Objective |
Each record must be retyped in full. No character may differ.

....................

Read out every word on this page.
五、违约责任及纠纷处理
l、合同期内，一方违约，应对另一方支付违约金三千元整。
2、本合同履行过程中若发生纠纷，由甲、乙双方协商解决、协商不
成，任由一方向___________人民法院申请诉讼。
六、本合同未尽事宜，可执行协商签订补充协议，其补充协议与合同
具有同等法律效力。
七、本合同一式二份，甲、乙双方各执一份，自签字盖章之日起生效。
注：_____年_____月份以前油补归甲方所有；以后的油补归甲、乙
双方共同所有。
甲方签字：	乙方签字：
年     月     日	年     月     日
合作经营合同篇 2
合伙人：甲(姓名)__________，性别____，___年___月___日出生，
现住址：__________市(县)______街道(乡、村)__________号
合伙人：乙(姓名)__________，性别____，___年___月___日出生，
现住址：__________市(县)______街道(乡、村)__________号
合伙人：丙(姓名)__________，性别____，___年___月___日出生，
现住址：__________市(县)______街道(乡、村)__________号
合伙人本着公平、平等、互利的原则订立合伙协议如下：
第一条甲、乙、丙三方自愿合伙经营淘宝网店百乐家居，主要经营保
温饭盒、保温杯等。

....................

Worked answer |
Read out every word on this page.
五、违约责任及纠纷处理
l、合同期内，一方违约，应对另一方支付违约金三千元整。
2、本合同履行过程中若发生纠纷，由甲、乙双方协商解决、协商不
成，任由一方向___________人民法院申请诉讼。
六、本合同未尽事宜，可执行协商签订补充协议，其补充协议与合同
具有同等法律效力。
七、本合同一式二份，甲、乙双方各执一份，自签字盖章之日起生效。
注：_____年_____月份以前油补归甲方所有；以后的油补归甲、乙
双方共同所有。
甲方签字：	乙方签字：
年     月     日	年     月     日
合作经营合同篇 2
合伙人：甲(姓名)__________，性别____，___年___月___日出生，
现住址：__________市(县)______街道(乡、村)__________号
合伙人：乙(姓名)__________，性别____，___年___月___日出生，
现住址：__________市(县)______街道(乡、村)__________号
合伙人：丙(姓名)__________，性别____，___年___月___日出生，
现住址：__________市(县)______街道(乡、村)__________号
合伙人本着公平、平等、互利的原则订立合伙协议如下：
第一条甲、乙、丙三方自愿合伙经营淘宝网店百乐家居，主要经营保
温饭盒、保温杯等。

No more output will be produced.